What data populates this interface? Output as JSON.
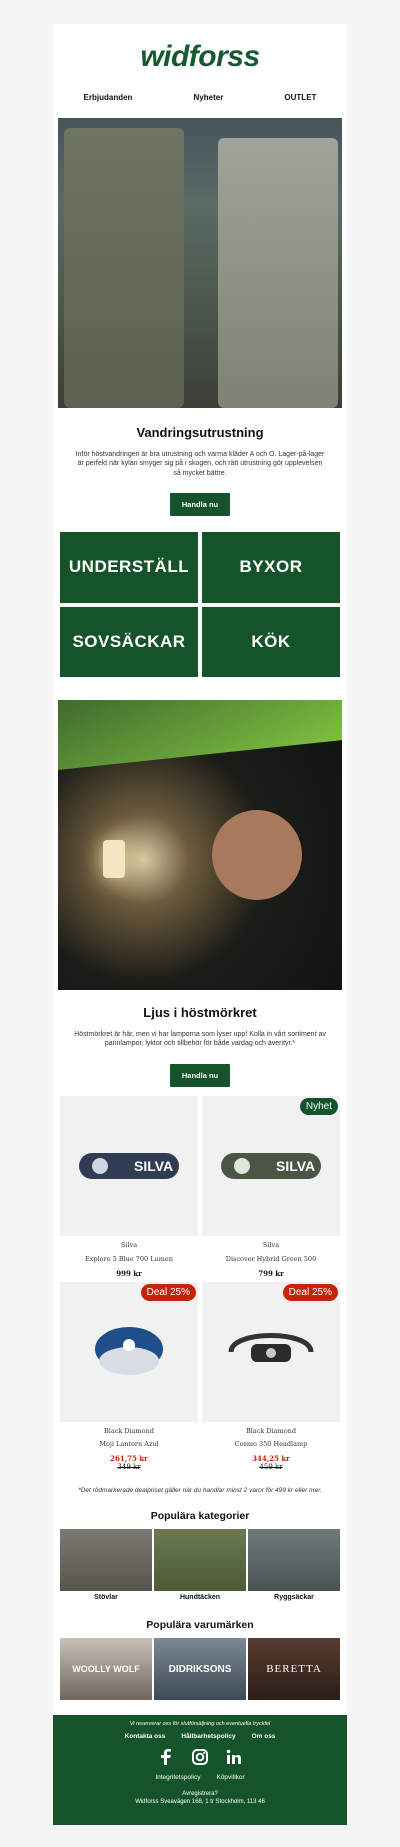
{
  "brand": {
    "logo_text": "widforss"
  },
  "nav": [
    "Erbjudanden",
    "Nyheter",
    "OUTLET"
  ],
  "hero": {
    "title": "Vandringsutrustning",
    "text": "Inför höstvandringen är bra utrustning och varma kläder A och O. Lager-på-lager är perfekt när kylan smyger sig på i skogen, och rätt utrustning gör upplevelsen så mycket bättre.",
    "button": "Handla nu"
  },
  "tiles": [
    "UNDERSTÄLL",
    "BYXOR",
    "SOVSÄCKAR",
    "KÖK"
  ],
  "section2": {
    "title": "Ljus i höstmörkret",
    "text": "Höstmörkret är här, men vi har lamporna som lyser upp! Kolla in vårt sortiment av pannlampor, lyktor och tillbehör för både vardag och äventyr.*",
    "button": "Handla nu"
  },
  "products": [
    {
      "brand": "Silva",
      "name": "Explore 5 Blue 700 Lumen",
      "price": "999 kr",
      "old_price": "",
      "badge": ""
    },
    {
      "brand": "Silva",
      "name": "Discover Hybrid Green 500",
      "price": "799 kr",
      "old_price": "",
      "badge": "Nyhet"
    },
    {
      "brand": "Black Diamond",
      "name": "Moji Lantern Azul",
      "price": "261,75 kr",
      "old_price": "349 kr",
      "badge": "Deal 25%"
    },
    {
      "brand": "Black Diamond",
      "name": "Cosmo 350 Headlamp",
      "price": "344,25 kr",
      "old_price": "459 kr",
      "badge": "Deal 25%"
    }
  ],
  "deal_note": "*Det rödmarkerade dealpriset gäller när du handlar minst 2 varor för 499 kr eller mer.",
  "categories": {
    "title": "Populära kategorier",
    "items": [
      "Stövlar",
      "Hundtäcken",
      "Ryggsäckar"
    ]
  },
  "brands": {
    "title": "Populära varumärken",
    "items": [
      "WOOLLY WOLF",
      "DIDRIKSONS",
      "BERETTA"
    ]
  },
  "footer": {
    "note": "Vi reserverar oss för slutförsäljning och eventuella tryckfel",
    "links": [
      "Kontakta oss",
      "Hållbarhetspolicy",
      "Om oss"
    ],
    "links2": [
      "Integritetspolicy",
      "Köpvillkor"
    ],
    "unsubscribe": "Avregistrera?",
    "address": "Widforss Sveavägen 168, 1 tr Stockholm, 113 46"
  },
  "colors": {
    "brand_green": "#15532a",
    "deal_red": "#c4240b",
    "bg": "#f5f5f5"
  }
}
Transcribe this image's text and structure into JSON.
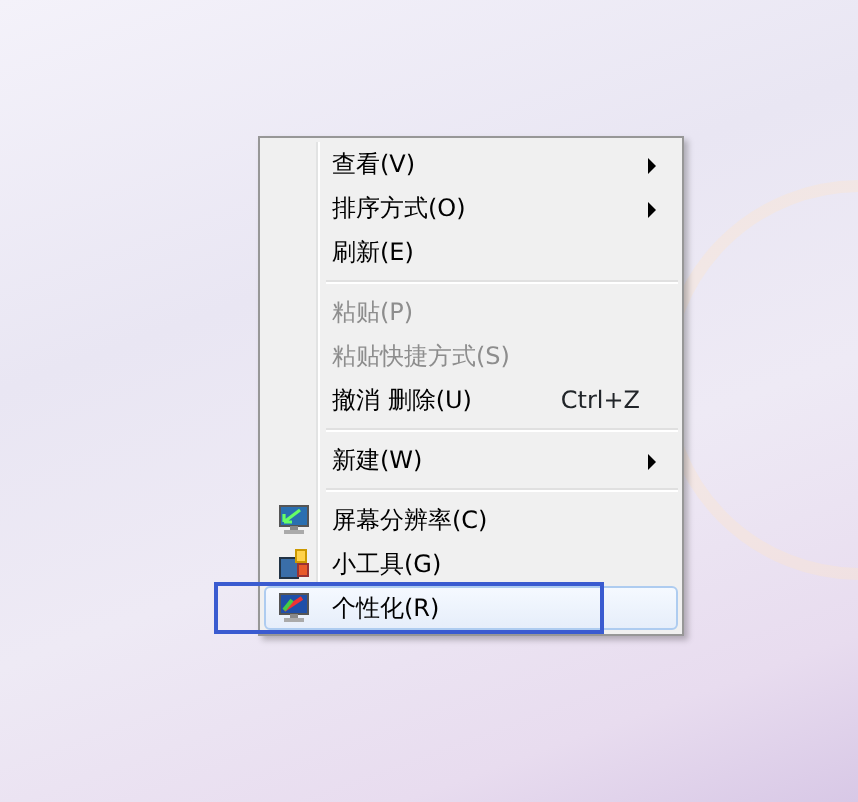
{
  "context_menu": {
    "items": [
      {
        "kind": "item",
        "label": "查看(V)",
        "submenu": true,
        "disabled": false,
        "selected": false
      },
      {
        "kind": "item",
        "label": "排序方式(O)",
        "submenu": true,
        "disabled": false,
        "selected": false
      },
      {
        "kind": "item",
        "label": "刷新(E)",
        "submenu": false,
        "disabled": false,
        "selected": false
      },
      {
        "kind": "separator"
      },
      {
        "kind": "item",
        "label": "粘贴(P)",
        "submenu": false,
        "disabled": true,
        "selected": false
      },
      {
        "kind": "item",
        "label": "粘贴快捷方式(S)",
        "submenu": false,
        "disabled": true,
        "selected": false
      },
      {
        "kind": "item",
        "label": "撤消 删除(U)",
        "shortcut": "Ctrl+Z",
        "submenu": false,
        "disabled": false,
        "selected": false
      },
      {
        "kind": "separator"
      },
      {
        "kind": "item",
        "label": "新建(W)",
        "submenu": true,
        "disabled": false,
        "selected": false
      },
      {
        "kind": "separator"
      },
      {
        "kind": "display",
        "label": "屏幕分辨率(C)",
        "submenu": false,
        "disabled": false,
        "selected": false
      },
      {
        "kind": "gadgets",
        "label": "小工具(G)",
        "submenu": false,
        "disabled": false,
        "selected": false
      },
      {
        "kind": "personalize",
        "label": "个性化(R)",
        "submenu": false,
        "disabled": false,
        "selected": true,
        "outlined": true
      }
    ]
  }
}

┄┄┄┄┄┄┄┄┄┄┄┄┄┄┄┄┄┄┄┄

=== What you will do ===
Without the pictures, transcribe the listing above exactly.

=== Written solution ===
What data populates this interface? Output as JSON.
{
  "brand": {
    "logo_text": "widforss"
  },
  "nav": [
    "Erbjudanden",
    "Nyheter",
    "OUTLET"
  ],
  "hero": {
    "title": "Vandringsutrustning",
    "text": "Inför höstvandringen är bra utrustning och varma kläder A och O. Lager-på-lager är perfekt när kylan smyger sig på i skogen, och rätt utrustning gör upplevelsen så mycket bättre.",
    "button": "Handla nu"
  },
  "tiles": [
    "UNDERSTÄLL",
    "BYXOR",
    "SOVSÄCKAR",
    "KÖK"
  ],
  "section2": {
    "title": "Ljus i höstmörkret",
    "text": "Höstmörkret är här, men vi har lamporna som lyser upp! Kolla in vårt sortiment av pannlampor, lyktor och tillbehör för både vardag och äventyr.*",
    "button": "Handla nu"
  },
  "products": [
    {
      "brand": "Silva",
      "name": "Explore 5 Blue 700 Lumen",
      "price": "999 kr",
      "old_price": "",
      "badge": ""
    },
    {
      "brand": "Silva",
      "name": "Discover Hybrid Green 500",
      "price": "799 kr",
      "old_price": "",
      "badge": "Nyhet"
    },
    {
      "brand": "Black Diamond",
      "name": "Moji Lantern Azul",
      "price": "261,75 kr",
      "old_price": "349 kr",
      "badge": "Deal 25%"
    },
    {
      "brand": "Black Diamond",
      "name": "Cosmo 350 Headlamp",
      "price": "344,25 kr",
      "old_price": "459 kr",
      "badge": "Deal 25%"
    }
  ],
  "deal_note": "*Det rödmarkerade dealpriset gäller när du handlar minst 2 varor för 499 kr eller mer.",
  "categories": {
    "title": "Populära kategorier",
    "items": [
      "Stövlar",
      "Hundtäcken",
      "Ryggsäckar"
    ]
  },
  "brands": {
    "title": "Populära varumärken",
    "items": [
      "WOOLLY WOLF",
      "DIDRIKSONS",
      "BERETTA"
    ]
  },
  "footer": {
    "note": "Vi reserverar oss för slutförsäljning och eventuella tryckfel",
    "links": [
      "Kontakta oss",
      "Hållbarhetspolicy",
      "Om oss"
    ],
    "links2": [
      "Integritetspolicy",
      "Köpvillkor"
    ],
    "unsubscribe": "Avregistrera?",
    "address": "Widforss Sveavägen 168, 1 tr Stockholm, 113 46"
  },
  "colors": {
    "brand_green": "#15532a",
    "deal_red": "#c4240b",
    "bg": "#f5f5f5"
  }
}
Transcribe this image's text and structure into JSON.
{
  "context_menu": {
    "items": [
      {
        "kind": "item",
        "label": "查看(V)",
        "submenu": true,
        "disabled": false,
        "selected": false
      },
      {
        "kind": "item",
        "label": "排序方式(O)",
        "submenu": true,
        "disabled": false,
        "selected": false
      },
      {
        "kind": "item",
        "label": "刷新(E)",
        "submenu": false,
        "disabled": false,
        "selected": false
      },
      {
        "kind": "separator"
      },
      {
        "kind": "item",
        "label": "粘贴(P)",
        "submenu": false,
        "disabled": true,
        "selected": false
      },
      {
        "kind": "item",
        "label": "粘贴快捷方式(S)",
        "submenu": false,
        "disabled": true,
        "selected": false
      },
      {
        "kind": "item",
        "label": "撤消 删除(U)",
        "shortcut": "Ctrl+Z",
        "submenu": false,
        "disabled": false,
        "selected": false
      },
      {
        "kind": "separator"
      },
      {
        "kind": "item",
        "label": "新建(W)",
        "submenu": true,
        "disabled": false,
        "selected": false
      },
      {
        "kind": "separator"
      },
      {
        "kind": "display",
        "label": "屏幕分辨率(C)",
        "submenu": false,
        "disabled": false,
        "selected": false
      },
      {
        "kind": "gadgets",
        "label": "小工具(G)",
        "submenu": false,
        "disabled": false,
        "selected": false
      },
      {
        "kind": "personalize",
        "label": "个性化(R)",
        "submenu": false,
        "disabled": false,
        "selected": true,
        "outlined": true
      }
    ]
  }
}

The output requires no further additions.